Among the entries, which lines carry the string "behind"? Copy each of them.

Supplied entries:
########
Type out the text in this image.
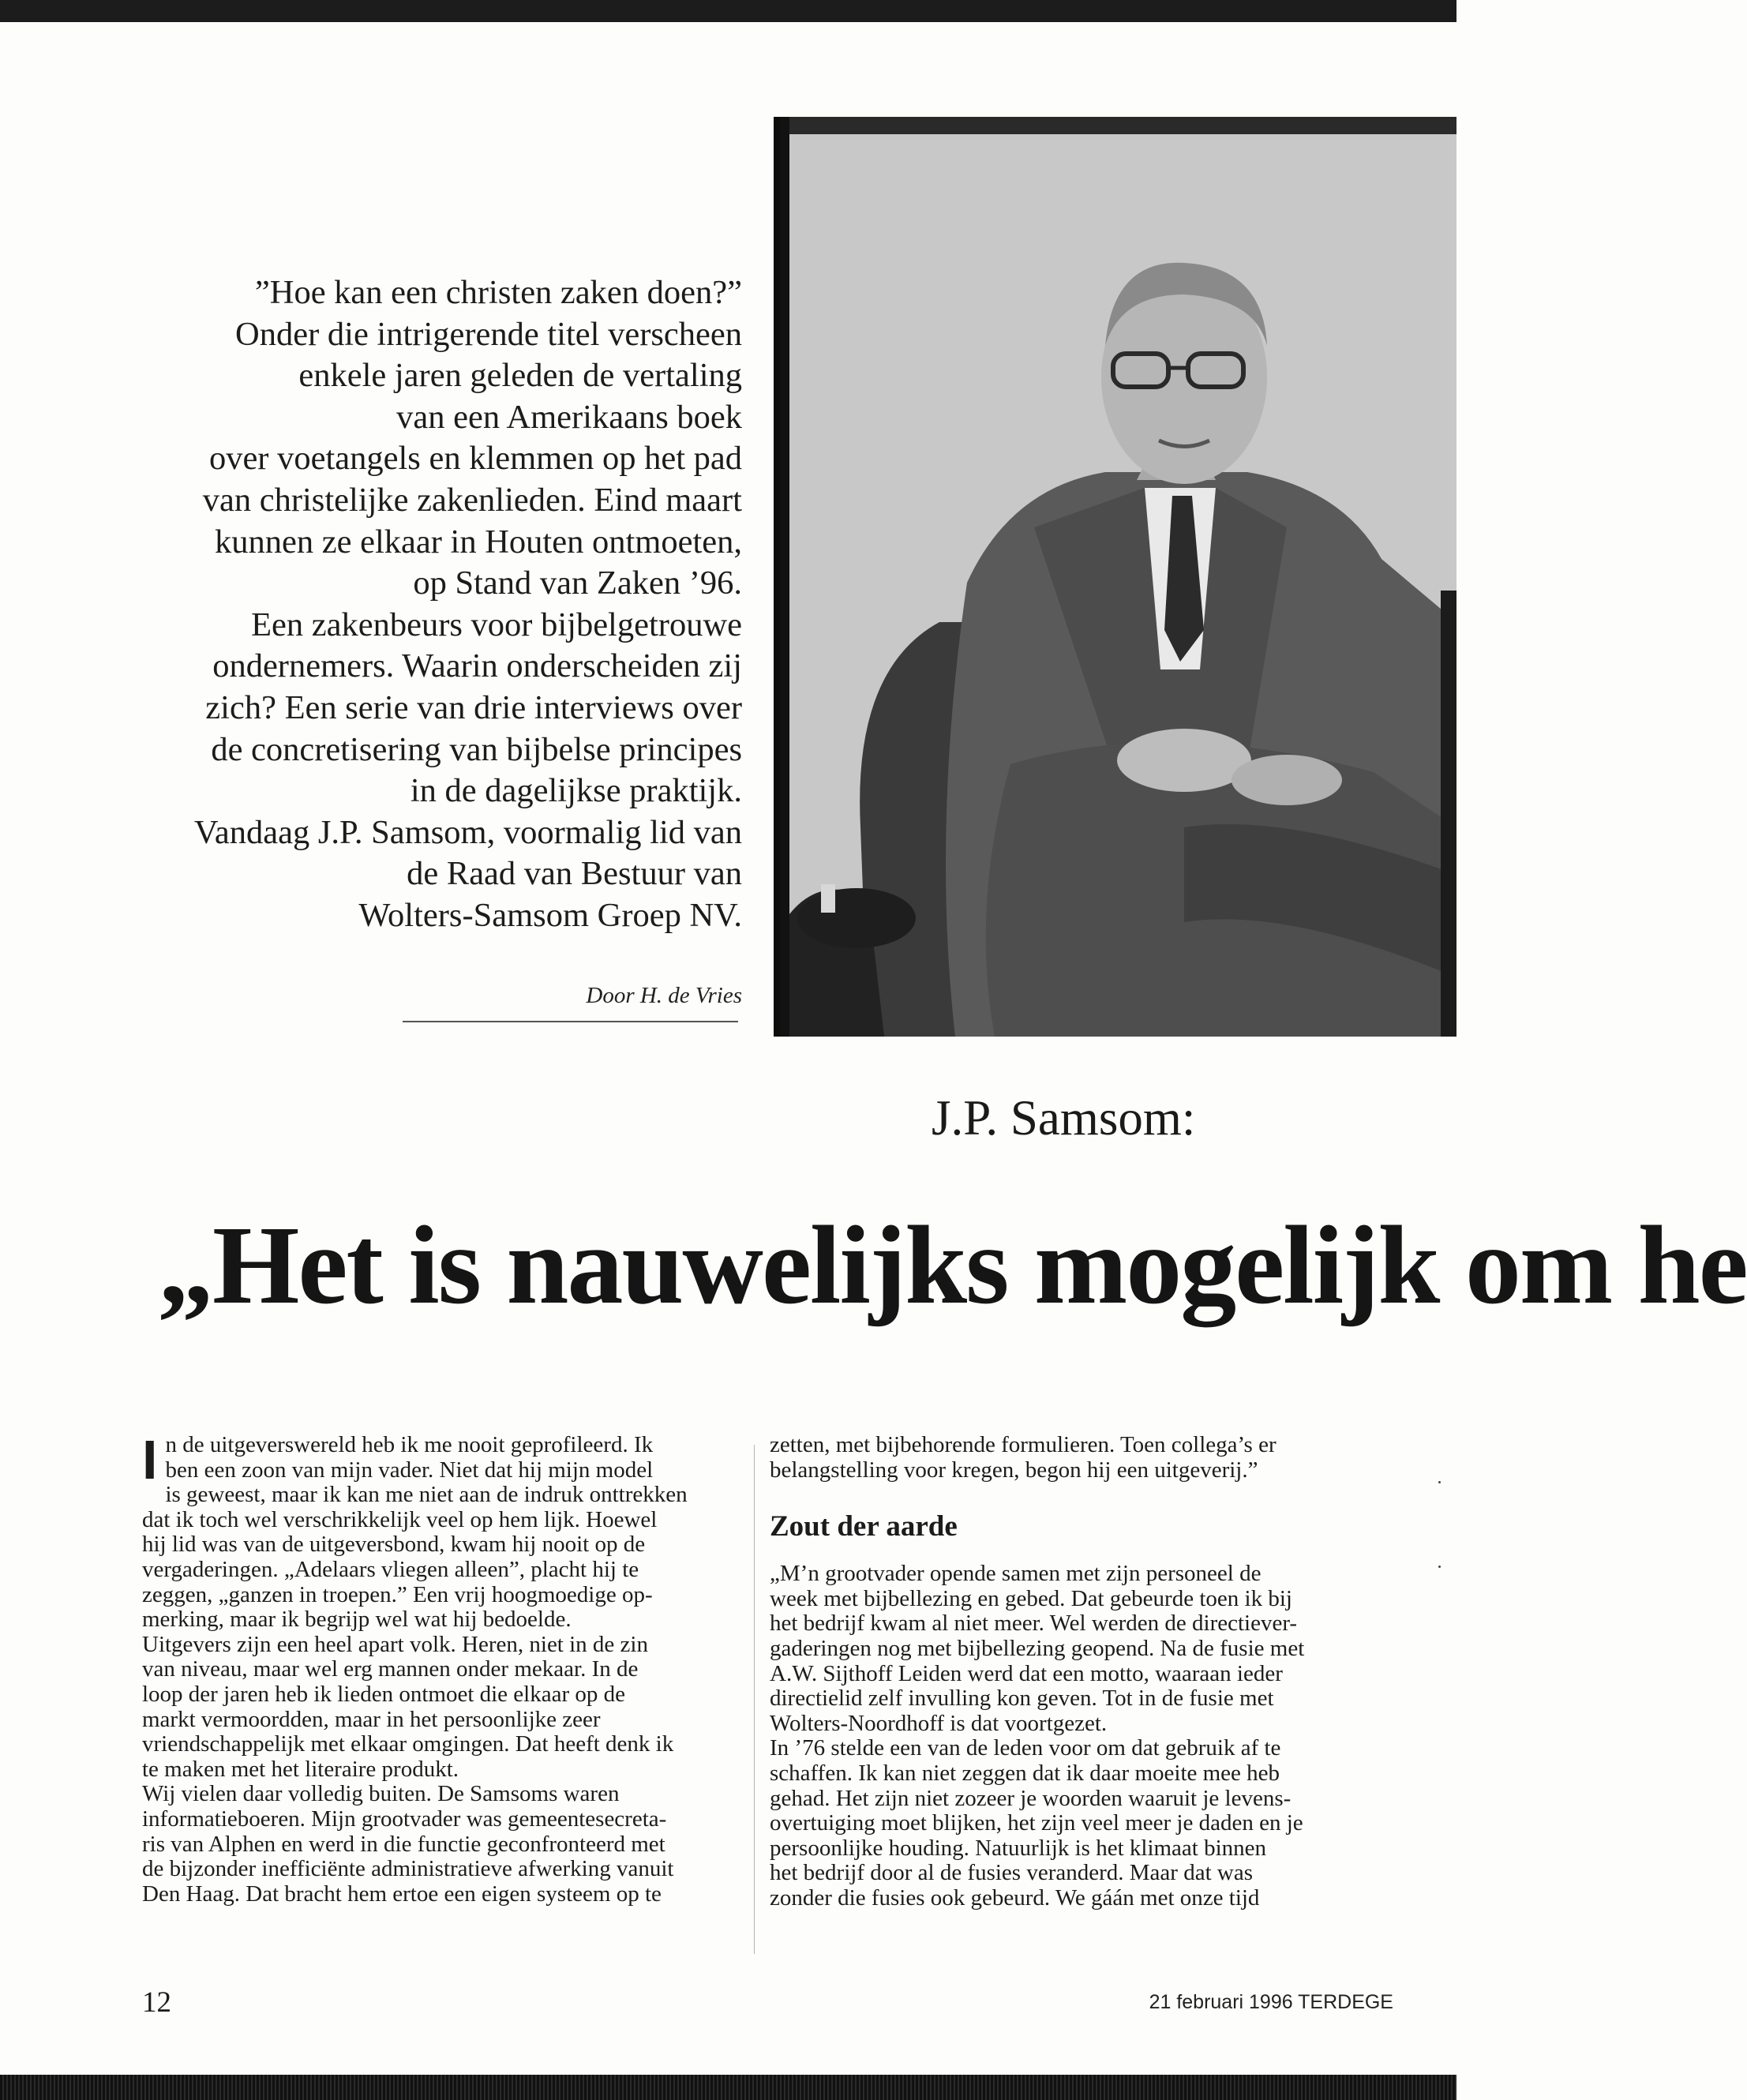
”Hoe kan een christen zaken doen?”

Onder die intrigerende titel verscheen

enkele jaren geleden de vertaling

van een Amerikaans boek

over voetangels en klemmen op het pad

van christelijke zakenlieden. Eind maart

kunnen ze elkaar in Houten ontmoeten,

op Stand van Zaken ’96.

Een zakenbeurs voor bijbelgetrouwe

ondernemers. Waarin onderscheiden zij

zich? Een serie van drie interviews over

de concretisering van bijbelse principes

in de dagelijkse praktijk.

Vandaag J.P. Samsom, voormalig lid van

de Raad van Bestuur van

Wolters-Samsom Groep NV.

Door H. de Vries
J.P. Samsom:
„Het is nauwelijks mogelijk om he
I n de uitgeverswereld heb ik me nooit geprofileerd. Ik

ben een zoon van mijn vader. Niet dat hij mijn model

is geweest, maar ik kan me niet aan de indruk onttrekken

dat ik toch wel verschrikkelijk veel op hem lijk. Hoewel

hij lid was van de uitgeversbond, kwam hij nooit op de

vergaderingen. „Adelaars vliegen alleen”, placht hij te

zeggen, „ganzen in troepen.” Een vrij hoogmoedige op-

merking, maar ik begrijp wel wat hij bedoelde.

Uitgevers zijn een heel apart volk. Heren, niet in de zin

van niveau, maar wel erg mannen onder mekaar. In de

loop der jaren heb ik lieden ontmoet die elkaar op de

markt vermoordden, maar in het persoonlijke zeer

vriendschappelijk met elkaar omgingen. Dat heeft denk ik

te maken met het literaire produkt.

Wij vielen daar volledig buiten. De Samsoms waren

informatieboeren. Mijn grootvader was gemeentesecreta-

ris van Alphen en werd in die functie geconfronteerd met

de bijzonder inefficiënte administratieve afwerking vanuit

Den Haag. Dat bracht hem ertoe een eigen systeem op te

zetten, met bijbehorende formulieren. Toen collega’s er

belangstelling voor kregen, begon hij een uitgeverij.”

Zout der aarde

„M’n grootvader opende samen met zijn personeel de

week met bijbellezing en gebed. Dat gebeurde toen ik bij

het bedrijf kwam al niet meer. Wel werden de directiever-

gaderingen nog met bijbellezing geopend. Na de fusie met

A.W. Sijthoff Leiden werd dat een motto, waaraan ieder

directielid zelf invulling kon geven. Tot in de fusie met

Wolters-Noordhoff is dat voortgezet.

In ’76 stelde een van de leden voor om dat gebruik af te

schaffen. Ik kan niet zeggen dat ik daar moeite mee heb

gehad. Het zijn niet zozeer je woorden waaruit je levens-

overtuiging moet blijken, het zijn veel meer je daden en je

persoonlijke houding. Natuurlijk is het klimaat binnen

het bedrijf door al de fusies veranderd. Maar dat was

zonder die fusies ook gebeurd. We gáán met onze tijd

12	21 februari 1996 TERDEGE
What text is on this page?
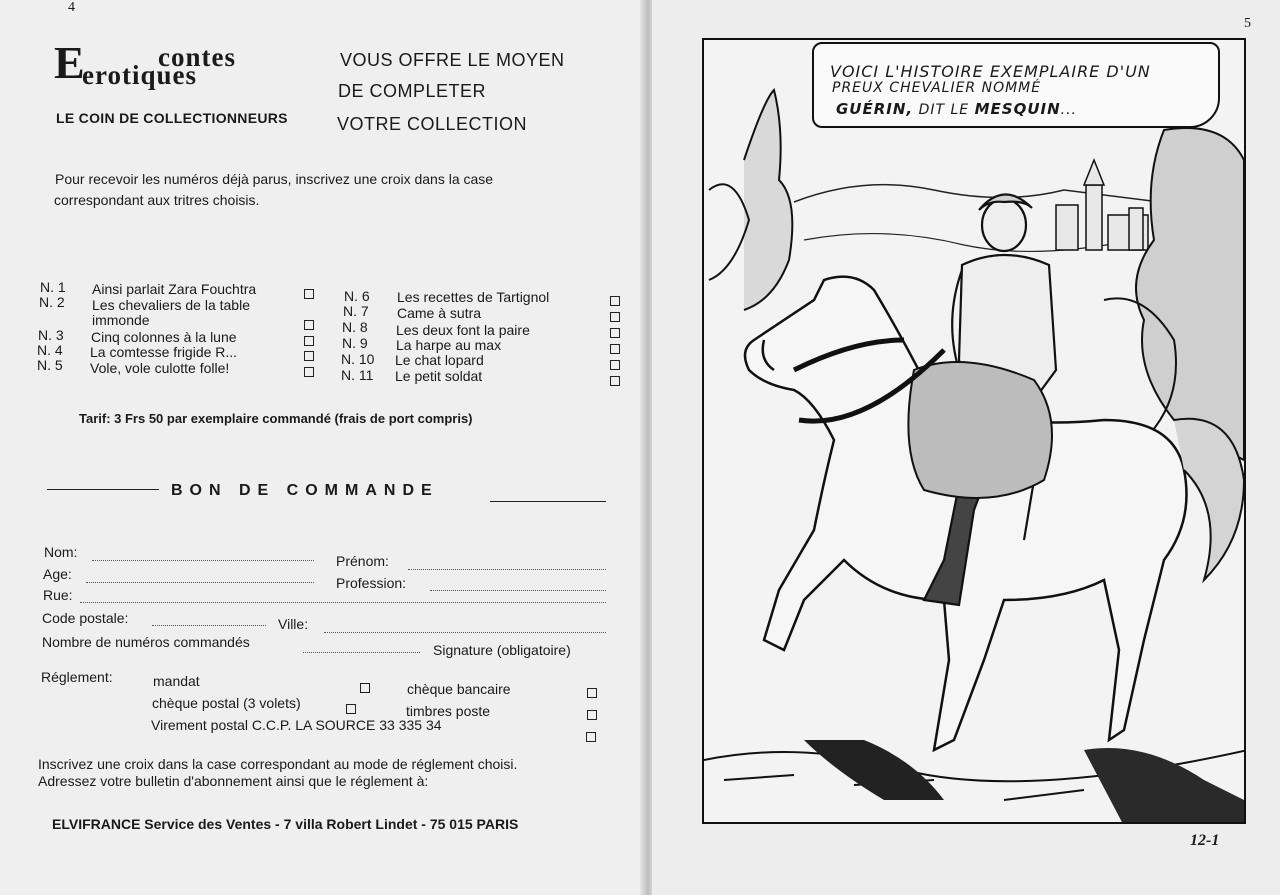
4
E	contes
erotiques	VOUS OFFRE LE MOYEN
DE COMPLETER
VOTRE COLLECTION
LE COIN DE COLLECTIONNEURS
Pour recevoir les numéros déjà parus, inscrivez une croix dans la case
correspondant aux tritres choisis.
N. 1 Ainsi parlait Zara Fouchtra
N. 2 Les chevaliers de la table
immonde
N. 3 Cinq colonnes à la lune
N. 4 La comtesse frigide R...
N. 5 Vole, vole culotte folle!
N. 6 Les recettes de Tartignol
N. 7 Came à sutra
N. 8 Les deux font la paire
N. 9 La harpe au max
N. 10 Le chat lopard
N. 11 Le petit soldat
Tarif: 3 Frs 50 par exemplaire commandé (frais de port compris)
BON DE COMMANDE
Nom:
Prénom:
Age:
Profession:
Rue:
Code postale:	Ville:
Nombre de numéros commandés	Signature (obligatoire)
Réglement:	mandat	chèque bancaire
chèque postal (3 volets)	timbres poste
Virement postal C.C.P. LA SOURCE 33 335 34
Inscrivez une croix dans la case correspondant au mode de réglement choisi.
Adressez votre bulletin d'abonnement ainsi que le réglement à:
ELVIFRANCE Service des Ventes - 7 villa Robert Lindet - 75 015 PARIS
5
VOICI L'HISTOIRE EXEMPLAIRE D'UN
PREUX CHEVALIER NOMMÉ
GUÉRIN, DIT LE MESQUIN...
12-1
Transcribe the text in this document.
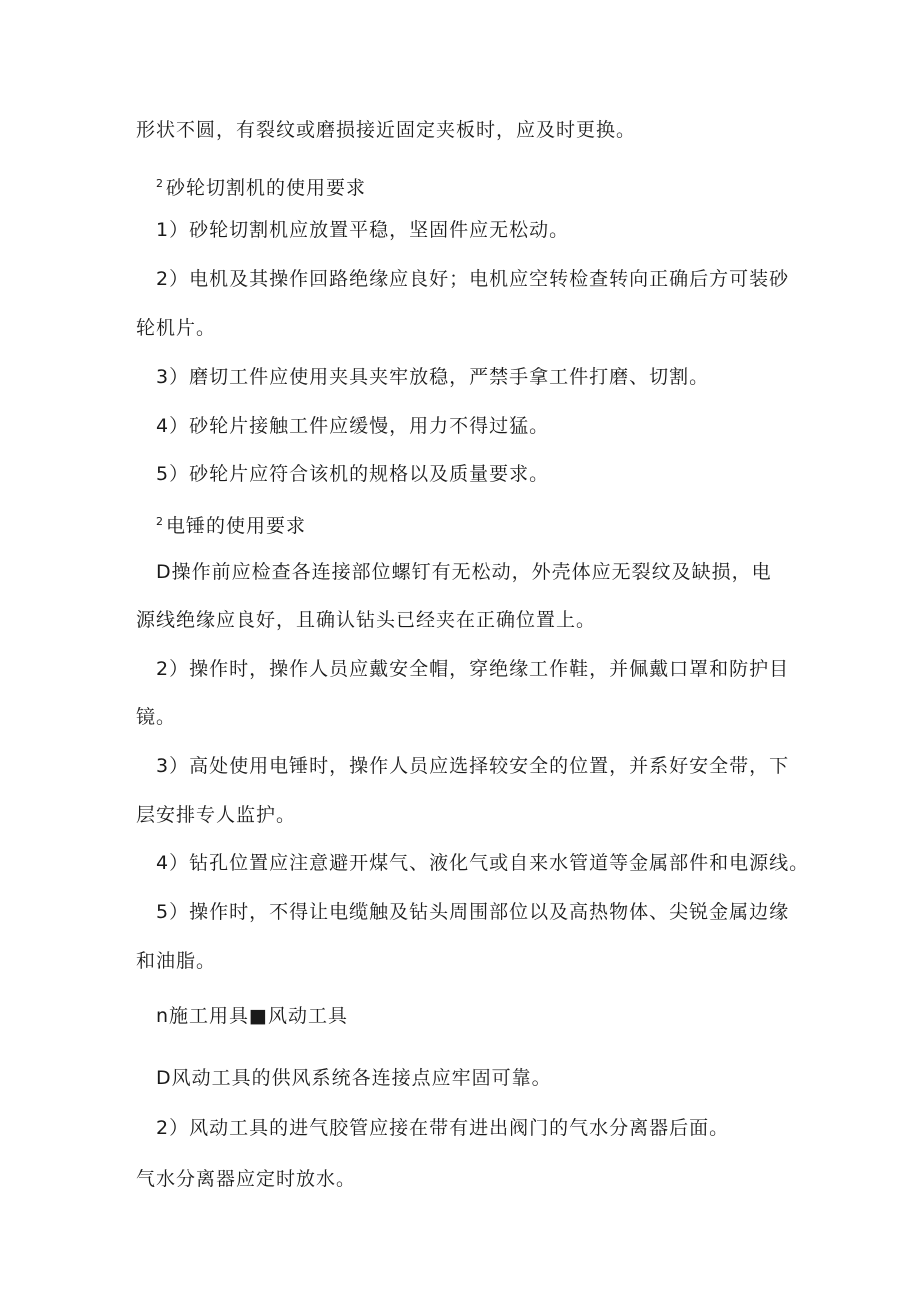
形状不圆，有裂纹或磨损接近固定夹板时，应及时更换。
$^2$ 砂轮切割机的使用要求
1）砂轮切割机应放置平稳，坚固件应无松动。
2）电机及其操作回路绝缘应良好；电机应空转检查转向正确后方可装砂
轮机片。
3）磨切工件应使用夹具夹牢放稳，严禁手拿工件打磨、切割。
4）砂轮片接触工件应缓慢，用力不得过猛。
5）砂轮片应符合该机的规格以及质量要求。
$^2$ 电锤的使用要求
D操作前应检查各连接部位螺钉有无松动，外壳体应无裂纹及缺损，电
源线绝缘应良好，且确认钻头已经夹在正确位置上。
2）操作时，操作人员应戴安全帽，穿绝缘工作鞋，并佩戴口罩和防护目
镜。
3）高处使用电锤时，操作人员应选择较安全的位置，并系好安全带，下
层安排专人监护。
4）钻孔位置应注意避开煤气、液化气或自来水管道等金属部件和电源线。
5）操作时，不得让电缆触及钻头周围部位以及高热物体、尖锐金属边缘
和油脂。
n施工用具■风动工具
D风动工具的供风系统各连接点应牢固可靠。
2）风动工具的进气胶管应接在带有进出阀门的气水分离器后面。
气水分离器应定时放水。
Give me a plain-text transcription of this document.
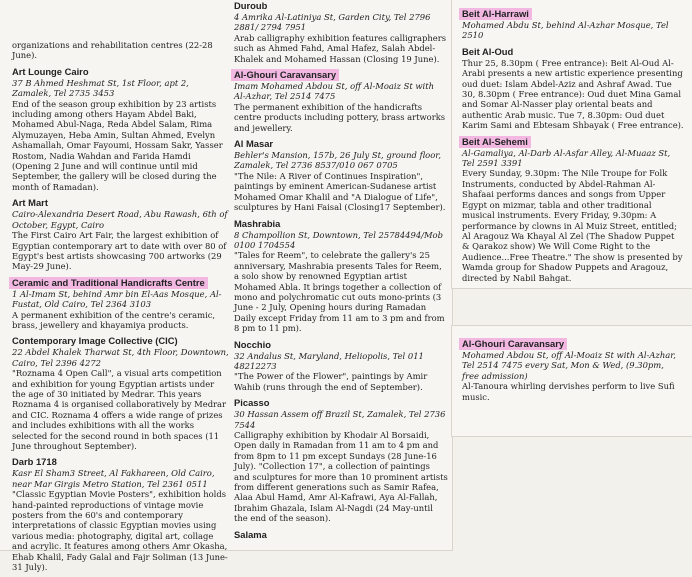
organizations and rehabilitation centres (22-28 June).

Art Lounge Cairo

37 B Ahmed Heshmat St, 1st Floor, apt 2, Zamalek, Tel 2735 3453

End of the season group exhibition by 23 artists including among others Hayam Abdel Baki, Mohamed Abul-Naga, Reda Abdel Salam, Rima Alymuzayen, Heba Amin, Sultan Ahmed, Evelyn Ashamallah, Omar Fayoumi, Hossam Sakr, Yasser Rostom, Nadia Wahdan and Farida Hamdi (Opening 2 June and will continue until mid September, the gallery will be closed during the month of Ramadan).

Art Mart

Cairo-Alexandria Desert Road, Abu Rawash, 6th of October, Egypt, Cairo

The First Cairo Art Fair, the largest exhibition of Egyptian contemporary art to date with over 80 of Egypt's best artists showcasing 700 artworks (29 May-29 June).

Ceramic and Traditional Handicrafts Centre

1 Al-Imam St, behind Amr bin El-Aas Mosque, Al-Fustat, Old Cairo, Tel 2364 3103

A permanent exhibition of the centre's ceramic, brass, jewellery and khayamiya products.

Contemporary Image Collective (CIC)

22 Abdel Khalek Tharwat St, 4th Floor, Downtown, Cairo, Tel 2396 4272

"Roznama 4 Open Call", a visual arts competition and exhibition for young Egyptian artists under the age of 30 initiated by Medrar. This years Roznama 4 is organised collaboratively by Medrar and CIC. Roznama 4 offers a wide range of prizes and includes exhibitions with all the works selected for the second round in both spaces (11 June throughout September).

Darb 1718

Kasr El Sham3 Street, Al Fakhareen, Old Cairo, near Mar Girgis Metro Station, Tel 2361 0511

"Classic Egyptian Movie Posters", exhibition holds hand-painted reproductions of vintage movie posters from the 60's and contemporary interpretations of classic Egyptian movies using various media: photography, digital art, collage and acrylic. It features among others Amr Okasha, Ehab Khalil, Fady Galal and Fajr Soliman (13 June-31 July).

Duroub

4 Amrika Al-Latiniya St, Garden City, Tel 2796 2881/ 2794 7951

Arab calligraphy exhibition features calligraphers such as Ahmed Fahd, Amal Hafez, Salah Abdel-Khalek and Mohamed Hassan (Closing 19 June).

Al-Ghouri Caravansary

Imam Mohamed Abdou St, off Al-Moaiz St with Al-Azhar, Tel 2514 7475

The permanent exhibition of the handicrafts centre products including pottery, brass artworks and jewellery.

Al Masar

Behler's Mansion, 157b, 26 July St, ground floor, Zamalek, Tel 2736 8537/010 067 0705

"The Nile: A River of Continues Inspiration", paintings by eminent American-Sudanese artist Mohamed Omar Khalil and "A Dialogue of Life", sculptures by Hani Faisal (Closing17 September).

Mashrabia

8 Champollion St, Downtown, Tel 25784494/Mob 0100 1704554

"Tales for Reem", to celebrate the gallery's 25 anniversary, Mashrabia presents Tales for Reem, a solo show by renowned Egyptian artist Mohamed Abla. It brings together a collection of mono and polychromatic cut outs mono-prints (3 June - 2 July, Opening hours during Ramadan Daily except Friday from 11 am to 3 pm and from 8 pm to 11 pm).

Nocchio

32 Andalus St, Maryland, Heliopolis, Tel 011 48212273

"The Power of the Flower", paintings by Amir Wahib (runs through the end of September).

Picasso

30 Hassan Assem off Brazil St, Zamalek, Tel 2736 7544

Calligraphy exhibition by Khodair Al Borsaidi, Open daily in Ramadan from 11 am to 4 pm and from 8pm to 11 pm except Sundays (28 June-16 July). "Collection 17", a collection of paintings and sculptures for more than 10 prominent artists from different generations such as Samir Rafea, Alaa Abul Hamd, Amr Al-Kafrawi, Aya Al-Fallah, Ibrahim Ghazala, Islam Al-Nagdi (24 May-until the end of the season).

Salama
Beit Al-Harrawi

Mohamed Abdu St, behind Al-Azhar Mosque, Tel 2510

Beit Al-Oud

Thur 25, 8.30pm ( Free entrance): Beit Al-Oud Al-Arabi presents a new artistic experience presenting oud duet: Islam Abdel-Aziz and Ashraf Awad. Tue 30, 8.30pm ( Free entrance): Oud duet Mina Gamal and Somar Al-Nasser play oriental beats and authentic Arab music. Tue 7, 8.30pm: Oud duet Karim Sami and Ebtesam Shbayak ( Free entrance).

Beit Al-Sehemi

Al-Gamaliya, Al-Darb Al-Asfar Alley, Al-Muaaz St, Tel 2591 3391

Every Sunday, 9.30pm: The Nile Troupe for Folk Instruments, conducted by Abdel-Rahman Al-Shafaai performs dances and songs from Upper Egypt on mizmar, tabla and other traditional musical instruments. Every Friday, 9.30pm: A performance by clowns in Al Muiz Street, entitled; Al Aragouz Wa Khayal Al Zel (The Shadow Puppet & Qarakoz show) We Will Come Right to the Audience...Free Theatre." The show is presented by Wamda group for Shadow Puppets and Aragouz, directed by Nabil Bahgat.

Al-Ghouri Caravansary

Mohamed Abdou St, off Al-Moaiz St with Al-Azhar, Tel 2514 7475 every Sat, Mon & Wed, (9.30pm, free admission)

Al-Tanoura whirling dervishes perform to live Sufi music.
########
Full response:
1 Al-Imam St, behind Amr bin El-Aas Mosque, Al-Fustat, Old Cairo, Tel 2364 3103
Mohamed Abdu St, behind Al-Azhar Mosque, Tel 2510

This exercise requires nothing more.